**What you should do:**
Write the data out again, exactly as given.

**Input data:**
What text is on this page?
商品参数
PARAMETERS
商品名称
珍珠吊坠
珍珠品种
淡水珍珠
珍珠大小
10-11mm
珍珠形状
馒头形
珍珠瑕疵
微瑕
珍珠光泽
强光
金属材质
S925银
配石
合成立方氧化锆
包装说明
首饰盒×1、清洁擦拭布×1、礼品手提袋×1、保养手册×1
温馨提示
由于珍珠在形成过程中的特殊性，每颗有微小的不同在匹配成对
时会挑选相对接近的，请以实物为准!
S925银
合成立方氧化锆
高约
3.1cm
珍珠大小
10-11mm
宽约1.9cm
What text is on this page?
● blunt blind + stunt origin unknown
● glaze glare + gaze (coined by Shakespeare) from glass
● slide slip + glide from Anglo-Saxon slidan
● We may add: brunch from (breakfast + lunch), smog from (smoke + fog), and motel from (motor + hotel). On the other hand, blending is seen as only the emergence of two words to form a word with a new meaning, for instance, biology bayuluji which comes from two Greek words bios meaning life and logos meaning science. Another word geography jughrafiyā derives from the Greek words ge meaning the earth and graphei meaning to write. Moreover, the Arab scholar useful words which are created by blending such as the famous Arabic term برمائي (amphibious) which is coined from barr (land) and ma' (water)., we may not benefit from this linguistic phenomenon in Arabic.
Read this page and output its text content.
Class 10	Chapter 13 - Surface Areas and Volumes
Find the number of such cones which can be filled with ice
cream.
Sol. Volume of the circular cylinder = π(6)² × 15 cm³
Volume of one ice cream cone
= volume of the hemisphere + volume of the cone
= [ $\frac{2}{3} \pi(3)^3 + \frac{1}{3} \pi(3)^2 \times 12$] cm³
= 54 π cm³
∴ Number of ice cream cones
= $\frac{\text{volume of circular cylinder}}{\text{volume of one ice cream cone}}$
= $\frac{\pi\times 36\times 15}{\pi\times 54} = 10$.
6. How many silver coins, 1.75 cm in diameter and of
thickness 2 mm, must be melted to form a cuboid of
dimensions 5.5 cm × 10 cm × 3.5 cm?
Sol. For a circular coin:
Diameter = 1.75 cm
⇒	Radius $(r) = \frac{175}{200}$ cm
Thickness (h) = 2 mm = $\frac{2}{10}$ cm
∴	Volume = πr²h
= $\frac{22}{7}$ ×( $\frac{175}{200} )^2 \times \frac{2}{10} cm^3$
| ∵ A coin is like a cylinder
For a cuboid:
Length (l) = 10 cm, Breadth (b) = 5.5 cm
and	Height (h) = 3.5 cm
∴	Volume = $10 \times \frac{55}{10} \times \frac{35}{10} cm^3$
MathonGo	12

**Task output:**
What text is on this page?
商品参数
PARAMETERS
商品名称
珍珠吊坠
珍珠品种
淡水珍珠
珍珠大小
10-11mm
珍珠形状
馒头形
珍珠瑕疵
微瑕
珍珠光泽
强光
金属材质
S925银
配石
合成立方氧化锆
包装说明
首饰盒×1、清洁擦拭布×1、礼品手提袋×1、保养手册×1
温馨提示
由于珍珠在形成过程中的特殊性，每颗有微小的不同在匹配成对
时会挑选相对接近的，请以实物为准!
S925银
合成立方氧化锆
高约
3.1cm
珍珠大小
10-11mm
宽约1.9cm
What text is on this page?
● blunt blind + stunt origin unknown
● glaze glare + gaze (coined by Shakespeare) from glass
● slide slip + glide from Anglo-Saxon slidan
● We may add: brunch from (breakfast + lunch), smog from (smoke + fog), and motel from (motor + hotel). On the other hand, blending is seen as only the emergence of two words to form a word with a new meaning, for instance, biology bayuluji which comes from two Greek words bios meaning life and logos meaning science. Another word geography jughrafiyā derives from the Greek words ge meaning the earth and graphei meaning to write. Moreover, the Arab scholar useful words which are created by blending such as the famous Arabic term برمائي (amphibious) which is coined from barr (land) and ma' (water)., we may not benefit from this linguistic phenomenon in Arabic.
Read this page and output its text content.
Class 10	Chapter 13 - Surface Areas and Volumes
Find the number of such cones which can be filled with ice
cream.
Sol. Volume of the circular cylinder = π(6)² × 15 cm³
Volume of one ice cream cone
= volume of the hemisphere + volume of the cone
= [ $\frac{2}{3} \pi(3)^3 + \frac{1}{3} \pi(3)^2 \times 12$] cm³
= 54 π cm³
∴ Number of ice cream cones
= $\frac{\text{volume of circular cylinder}}{\text{volume of one ice cream cone}}$
= $\frac{\pi\times 36\times 15}{\pi\times 54} = 10$.
6. How many silver coins, 1.75 cm in diameter and of
thickness 2 mm, must be melted to form a cuboid of
dimensions 5.5 cm × 10 cm × 3.5 cm?
Sol. For a circular coin:
Diameter = 1.75 cm
⇒	Radius $(r) = \frac{175}{200}$ cm
Thickness (h) = 2 mm = $\frac{2}{10}$ cm
∴	Volume = πr²h
= $\frac{22}{7}$ ×( $\frac{175}{200} )^2 \times \frac{2}{10} cm^3$
| ∵ A coin is like a cylinder
For a cuboid:
Length (l) = 10 cm, Breadth (b) = 5.5 cm
and	Height (h) = 3.5 cm
∴	Volume = $10 \times \frac{55}{10} \times \frac{35}{10} cm^3$
MathonGo	12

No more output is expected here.